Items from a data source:
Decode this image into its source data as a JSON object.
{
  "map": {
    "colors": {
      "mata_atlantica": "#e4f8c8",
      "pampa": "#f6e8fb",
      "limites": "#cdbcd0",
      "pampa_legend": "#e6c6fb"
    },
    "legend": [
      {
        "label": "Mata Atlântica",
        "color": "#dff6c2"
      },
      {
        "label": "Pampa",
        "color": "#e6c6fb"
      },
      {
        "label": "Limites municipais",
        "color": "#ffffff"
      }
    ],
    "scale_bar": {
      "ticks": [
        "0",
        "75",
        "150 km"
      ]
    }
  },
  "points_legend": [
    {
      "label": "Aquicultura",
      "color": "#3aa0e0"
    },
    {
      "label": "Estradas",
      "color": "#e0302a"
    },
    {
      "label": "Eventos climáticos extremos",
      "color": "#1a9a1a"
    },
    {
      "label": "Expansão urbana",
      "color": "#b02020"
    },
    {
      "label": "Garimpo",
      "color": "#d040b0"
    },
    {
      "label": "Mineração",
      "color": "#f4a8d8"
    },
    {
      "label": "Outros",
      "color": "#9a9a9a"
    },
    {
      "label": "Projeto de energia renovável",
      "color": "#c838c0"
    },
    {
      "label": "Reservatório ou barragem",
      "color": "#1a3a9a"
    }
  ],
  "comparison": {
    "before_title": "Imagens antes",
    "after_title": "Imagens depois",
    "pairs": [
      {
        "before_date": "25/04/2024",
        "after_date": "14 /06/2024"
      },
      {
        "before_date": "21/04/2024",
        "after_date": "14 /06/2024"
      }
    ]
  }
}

• [INSTRUCTIONS FOR THE TASK] Go through the lines above. Select every one that has the string "label".

• [RESULT FOR THIS EXERCISE]
        "label": "Mata Atlântica",
        "label": "Pampa",
        "label": "Limites municipais",
      "label": "Aquicultura",
      "label": "Estradas",
      "label": "Eventos climáticos extremos",
      "label": "Expansão urbana",
      "label": "Garimpo",
      "label": "Mineração",
      "label": "Outros",
      "label": "Projeto de energia renovável",
      "label": "Reservatório ou barragem",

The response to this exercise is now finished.